• **Directive**
Do any lines in the data below contain "fill"? If so, copy every one of them.
begin
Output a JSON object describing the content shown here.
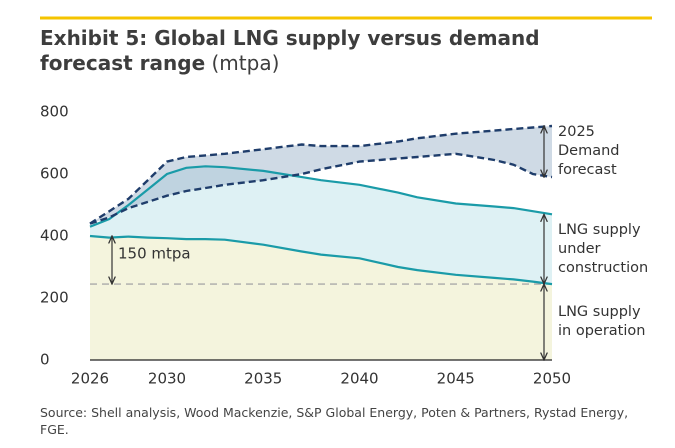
{
  "chart_data": {
    "type": "line",
    "title": "Exhibit 5: Global LNG supply versus demand forecast range",
    "unit": "(mtpa)",
    "annotation": "150 mtpa",
    "source": "Source: Shell analysis, Wood Mackenzie, S&P Global Energy, Poten & Partners, Rystad Energy, FGE.",
    "x": [
      2026,
      2027,
      2028,
      2029,
      2030,
      2031,
      2032,
      2033,
      2035,
      2037,
      2038,
      2040,
      2042,
      2043,
      2045,
      2047,
      2048,
      2049,
      2050
    ],
    "series": [
      {
        "name": "LNG supply in operation",
        "color": "#1a9ba8",
        "fill": "#f4f4dd",
        "values": [
          400,
          395,
          398,
          395,
          393,
          390,
          390,
          388,
          372,
          350,
          340,
          328,
          300,
          290,
          275,
          265,
          260,
          253,
          245
        ]
      },
      {
        "name": "LNG supply under construction",
        "color": "#1a9ba8",
        "fill": "#def1f4",
        "values": [
          430,
          455,
          500,
          550,
          600,
          620,
          625,
          622,
          610,
          590,
          580,
          565,
          540,
          525,
          505,
          495,
          490,
          480,
          470
        ]
      }
    ],
    "demand_forecast": {
      "name": "2025 Demand forecast",
      "color": "#1f3d6b",
      "fill": "#9fb5cc",
      "high": [
        440,
        480,
        520,
        580,
        640,
        655,
        660,
        665,
        680,
        695,
        690,
        690,
        705,
        715,
        730,
        740,
        745,
        750,
        755
      ],
      "low": [
        440,
        460,
        490,
        510,
        530,
        545,
        555,
        565,
        580,
        600,
        615,
        640,
        650,
        655,
        665,
        645,
        630,
        600,
        590
      ]
    },
    "xlim": [
      2026,
      2050
    ],
    "xticks": [
      2026,
      2030,
      2035,
      2040,
      2045,
      2050
    ],
    "ylim": [
      0,
      800
    ],
    "yticks": [
      0,
      200,
      400,
      600,
      800
    ]
  }
}
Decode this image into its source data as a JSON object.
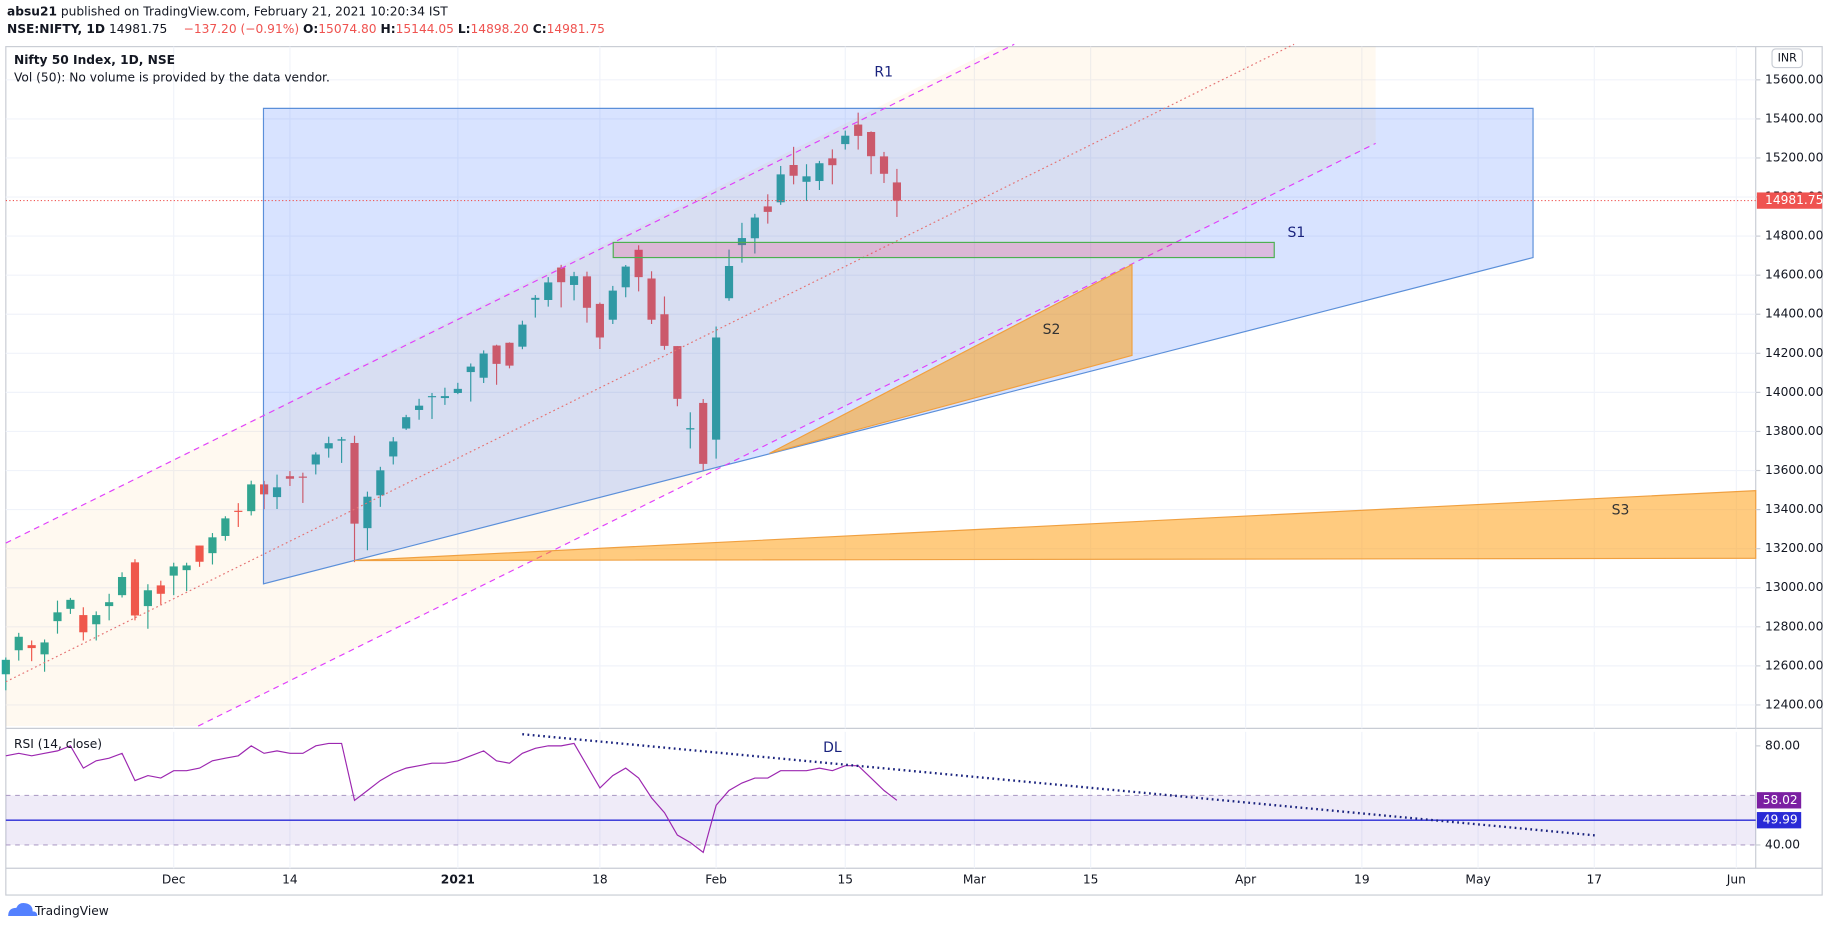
{
  "header": {
    "author": "absu21",
    "published": "published on TradingView.com, February 21, 2021 10:20:34 IST",
    "symbol": "NSE:NIFTY, 1D",
    "last": "14981.75",
    "change": "−137.20 (−0.91%)",
    "o_label": "O:",
    "o": "15074.80",
    "h_label": "H:",
    "h": "15144.05",
    "l_label": "L:",
    "l": "14898.20",
    "c_label": "C:",
    "c": "14981.75"
  },
  "footer": {
    "brand": "TradingView"
  },
  "chart_data": [
    {
      "type": "candlestick",
      "title": "Nifty 50 Index, 1D, NSE",
      "subtitle": "Vol (50): No volume is provided by the data vendor.",
      "currency": "INR",
      "annotations": [
        "R1",
        "S1",
        "S2",
        "S3"
      ],
      "up_color": "#26a69a",
      "down_color": "#ef5350",
      "grid": true,
      "x": [
        0,
        1,
        2,
        3,
        4,
        5,
        6,
        7,
        8,
        9,
        10,
        11,
        12,
        13,
        14,
        15,
        16,
        17,
        18,
        19,
        20,
        21,
        22,
        23,
        24,
        25,
        26,
        27,
        28,
        29,
        30,
        31,
        32,
        33,
        34,
        35,
        36,
        37,
        38,
        39,
        40,
        41,
        42,
        43,
        44,
        45,
        46,
        47,
        48,
        49,
        50,
        51,
        52,
        53,
        54,
        55,
        56,
        57,
        58,
        59,
        60,
        61,
        62,
        63,
        64,
        65,
        66,
        67,
        68,
        69
      ],
      "open": [
        12557,
        12680,
        12706,
        12659,
        12829,
        12892,
        12860,
        12813,
        12906,
        12962,
        13130,
        12906,
        13012,
        13062,
        13090,
        13216,
        13177,
        13265,
        13394,
        13392,
        13529,
        13464,
        13571,
        13569,
        13631,
        13713,
        13753,
        13741,
        13305,
        13473,
        13672,
        13815,
        13910,
        13980,
        13971,
        13997,
        14104,
        14075,
        14240,
        14254,
        14234,
        14474,
        14473,
        14639,
        14550,
        14594,
        14453,
        14372,
        14538,
        14730,
        14583,
        14400,
        14237,
        13810,
        13946,
        13758,
        14482,
        14754,
        14789,
        14952,
        14973,
        15164,
        15078,
        15082,
        15198,
        15271,
        15371,
        15333,
        15208,
        15074.8
      ],
      "high": [
        12643,
        12769,
        12730,
        12735,
        12934,
        12948,
        12900,
        12879,
        12969,
        13079,
        13146,
        13018,
        13036,
        13128,
        13128,
        13216,
        13280,
        13366,
        13433,
        13548,
        13547,
        13579,
        13597,
        13589,
        13693,
        13773,
        13772,
        13778,
        13492,
        13619,
        13771,
        13885,
        13967,
        13997,
        14024,
        14049,
        14148,
        14215,
        14244,
        14256,
        14367,
        14498,
        14590,
        14653,
        14617,
        14618,
        14460,
        14545,
        14652,
        14753,
        14620,
        14491,
        14237,
        13898,
        13966,
        14337,
        14731,
        14868,
        14914,
        15014,
        15159,
        15257,
        15168,
        15185,
        15244,
        15340,
        15432,
        15336,
        15231,
        15144.05
      ],
      "low": [
        12475,
        12627,
        12624,
        12570,
        12765,
        12866,
        12730,
        12730,
        12833,
        12950,
        12833,
        12790,
        12914,
        12962,
        12983,
        13107,
        13119,
        13241,
        13311,
        13370,
        13402,
        13403,
        13521,
        13434,
        13580,
        13666,
        13639,
        13131,
        13192,
        13414,
        13631,
        13808,
        13860,
        13864,
        13936,
        13991,
        13953,
        14048,
        14039,
        14123,
        14221,
        14383,
        14439,
        14435,
        14471,
        14357,
        14222,
        14350,
        14487,
        14517,
        14350,
        14218,
        13929,
        13713,
        13597,
        13661,
        14469,
        14664,
        14711,
        14864,
        14960,
        15065,
        14980,
        15036,
        15065,
        15243,
        15243,
        15117,
        15072,
        14898.2
      ],
      "close": [
        12631,
        12749,
        12691,
        12720,
        12874,
        12938,
        12772,
        12860,
        12926,
        13055,
        12858,
        12987,
        12969,
        13109,
        13114,
        13133,
        13258,
        13355,
        13393,
        13529,
        13478,
        13514,
        13558,
        13567,
        13682,
        13740,
        13760,
        13328,
        13466,
        13601,
        13749,
        13873,
        13932,
        13981,
        13981,
        14018,
        14132,
        14199,
        14146,
        14137,
        14347,
        14484,
        14563,
        14564,
        14595,
        14433,
        14281,
        14521,
        14644,
        14590,
        14372,
        14238,
        13967,
        13817,
        13634,
        14281,
        14647,
        14790,
        14895,
        14924,
        15116,
        15109,
        15106,
        15173,
        15163,
        15314,
        15313,
        15209,
        15119,
        14981.75
      ],
      "xlim": [
        0,
        135.5
      ],
      "xticks": [
        {
          "value": 13,
          "label": "Dec"
        },
        {
          "value": 22,
          "label": "14"
        },
        {
          "value": 35,
          "label": "2021"
        },
        {
          "value": 46,
          "label": "18"
        },
        {
          "value": 55,
          "label": "Feb"
        },
        {
          "value": 65,
          "label": "15"
        },
        {
          "value": 75,
          "label": "Mar"
        },
        {
          "value": 84,
          "label": "15"
        },
        {
          "value": 96,
          "label": "Apr"
        },
        {
          "value": 105,
          "label": "19"
        },
        {
          "value": 114,
          "label": "May"
        },
        {
          "value": 123,
          "label": "17"
        },
        {
          "value": 134,
          "label": "Jun"
        }
      ],
      "ylim": [
        12280,
        15770
      ],
      "yticks": [
        {
          "value": 12400,
          "label": "12400.00"
        },
        {
          "value": 12600,
          "label": "12600.00"
        },
        {
          "value": 12800,
          "label": "12800.00"
        },
        {
          "value": 13000,
          "label": "13000.00"
        },
        {
          "value": 13200,
          "label": "13200.00"
        },
        {
          "value": 13400,
          "label": "13400.00"
        },
        {
          "value": 13600,
          "label": "13600.00"
        },
        {
          "value": 13800,
          "label": "13800.00"
        },
        {
          "value": 14000,
          "label": "14000.00"
        },
        {
          "value": 14200,
          "label": "14200.00"
        },
        {
          "value": 14400,
          "label": "14400.00"
        },
        {
          "value": 14600,
          "label": "14600.00"
        },
        {
          "value": 14800,
          "label": "14800.00"
        },
        {
          "value": 15000,
          "label": "15000.00"
        },
        {
          "value": 15200,
          "label": "15200.00"
        },
        {
          "value": 15400,
          "label": "15400.00"
        },
        {
          "value": 15600,
          "label": "15600.00"
        }
      ]
    },
    {
      "type": "line",
      "title": "RSI (14, close)",
      "annotations": [
        "DL"
      ],
      "color": "#9c27b0",
      "x": [
        0,
        1,
        2,
        3,
        4,
        5,
        6,
        7,
        8,
        9,
        10,
        11,
        12,
        13,
        14,
        15,
        16,
        17,
        18,
        19,
        20,
        21,
        22,
        23,
        24,
        25,
        26,
        27,
        28,
        29,
        30,
        31,
        32,
        33,
        34,
        35,
        36,
        37,
        38,
        39,
        40,
        41,
        42,
        43,
        44,
        45,
        46,
        47,
        48,
        49,
        50,
        51,
        52,
        53,
        54,
        55,
        56,
        57,
        58,
        59,
        60,
        61,
        62,
        63,
        64,
        65,
        66,
        67,
        68,
        69
      ],
      "values": [
        76,
        77,
        76,
        77,
        78,
        80,
        71,
        74,
        75,
        77,
        66,
        68,
        67,
        70,
        70,
        71,
        74,
        75,
        76,
        80,
        77,
        78,
        77,
        77,
        80,
        81,
        81,
        58,
        62,
        66,
        69,
        71,
        72,
        73,
        73,
        74,
        76,
        78,
        74,
        73,
        77,
        79,
        80,
        80,
        81,
        72,
        63,
        68,
        71,
        67,
        59,
        53,
        44,
        41,
        37,
        56,
        62,
        65,
        67,
        67,
        70,
        70,
        70,
        71,
        70,
        72,
        72,
        67,
        62,
        58.02
      ],
      "band": [
        40,
        60
      ],
      "band_color": "#7e57c2",
      "level": 49.99,
      "level_color": "#2a2ad6",
      "ylim": [
        30.6,
        85.65
      ],
      "yticks": [
        {
          "value": 40,
          "label": "40.00"
        },
        {
          "value": 80,
          "label": "80.00"
        }
      ]
    }
  ]
}
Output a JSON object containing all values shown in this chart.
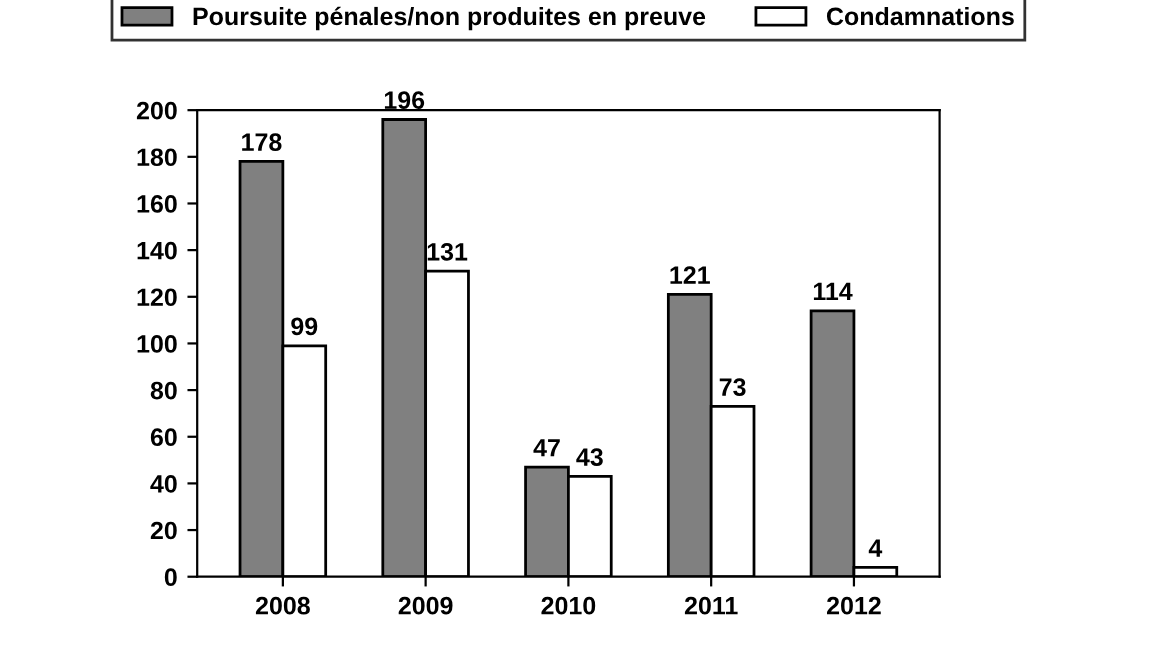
{
  "chart_data": {
    "type": "bar",
    "categories": [
      "2008",
      "2009",
      "2010",
      "2011",
      "2012"
    ],
    "series": [
      {
        "name": "Poursuite pénales/non produites en preuve",
        "color": "#808080",
        "values": [
          178,
          196,
          47,
          121,
          114
        ]
      },
      {
        "name": "Condamnations",
        "color": "#ffffff",
        "values": [
          99,
          131,
          43,
          73,
          4
        ]
      }
    ],
    "ylim": [
      0,
      200
    ],
    "yticks": [
      0,
      20,
      40,
      60,
      80,
      100,
      120,
      140,
      160,
      180,
      200
    ],
    "data_labels": true,
    "grid": false,
    "legend": "top"
  }
}
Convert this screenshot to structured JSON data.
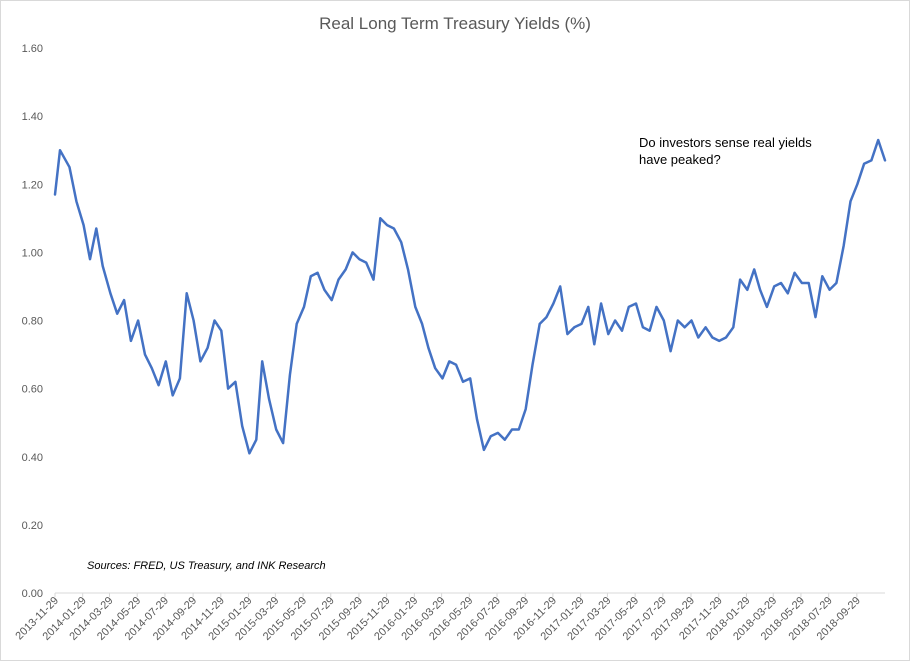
end
• **Exercise response**
        "fill": "#f4f4dd",
        "fill": "#def1f4",
      "fill": "#9fb5cc",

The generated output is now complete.